* [Extracted records]
━━━━━━━━━━━━━━━━━━━━
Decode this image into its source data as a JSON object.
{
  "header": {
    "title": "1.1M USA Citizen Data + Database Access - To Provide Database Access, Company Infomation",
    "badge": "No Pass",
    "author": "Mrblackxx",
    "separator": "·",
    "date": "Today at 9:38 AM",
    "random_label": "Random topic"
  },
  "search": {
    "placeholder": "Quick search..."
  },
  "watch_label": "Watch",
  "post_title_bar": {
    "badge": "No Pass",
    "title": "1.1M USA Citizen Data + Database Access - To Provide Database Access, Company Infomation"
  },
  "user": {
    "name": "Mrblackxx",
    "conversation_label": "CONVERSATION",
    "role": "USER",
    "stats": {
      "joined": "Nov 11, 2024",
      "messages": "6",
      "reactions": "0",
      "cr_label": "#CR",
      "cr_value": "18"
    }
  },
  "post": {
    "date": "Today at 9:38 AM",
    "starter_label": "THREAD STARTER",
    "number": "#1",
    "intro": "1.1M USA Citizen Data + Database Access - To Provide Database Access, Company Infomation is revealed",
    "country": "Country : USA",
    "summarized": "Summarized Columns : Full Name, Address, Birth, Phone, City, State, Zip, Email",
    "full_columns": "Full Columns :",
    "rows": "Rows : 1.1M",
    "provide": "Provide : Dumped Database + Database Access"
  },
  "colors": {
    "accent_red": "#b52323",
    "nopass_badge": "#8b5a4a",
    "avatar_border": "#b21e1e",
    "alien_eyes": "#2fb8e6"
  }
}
━━━━━━━━━━━━━━━━━━━━
* [WORK TO COMPLETE]
Exactly reproduce all of the entries above.

* [SOLUTION TO THE PROBLEM]
Decode this image into its source data as a JSON object.
{
  "header": {
    "title": "1.1M USA Citizen Data + Database Access - To Provide Database Access, Company Infomation",
    "badge": "No Pass",
    "author": "Mrblackxx",
    "separator": "·",
    "date": "Today at 9:38 AM",
    "random_label": "Random topic"
  },
  "search": {
    "placeholder": "Quick search..."
  },
  "watch_label": "Watch",
  "post_title_bar": {
    "badge": "No Pass",
    "title": "1.1M USA Citizen Data + Database Access - To Provide Database Access, Company Infomation"
  },
  "user": {
    "name": "Mrblackxx",
    "conversation_label": "CONVERSATION",
    "role": "USER",
    "stats": {
      "joined": "Nov 11, 2024",
      "messages": "6",
      "reactions": "0",
      "cr_label": "#CR",
      "cr_value": "18"
    }
  },
  "post": {
    "date": "Today at 9:38 AM",
    "starter_label": "THREAD STARTER",
    "number": "#1",
    "intro": "1.1M USA Citizen Data + Database Access - To Provide Database Access, Company Infomation is revealed",
    "country": "Country : USA",
    "summarized": "Summarized Columns : Full Name, Address, Birth, Phone, City, State, Zip, Email",
    "full_columns": "Full Columns :",
    "rows": "Rows : 1.1M",
    "provide": "Provide : Dumped Database + Database Access"
  },
  "colors": {
    "accent_red": "#b52323",
    "nopass_badge": "#8b5a4a",
    "avatar_border": "#b21e1e",
    "alien_eyes": "#2fb8e6"
  }
}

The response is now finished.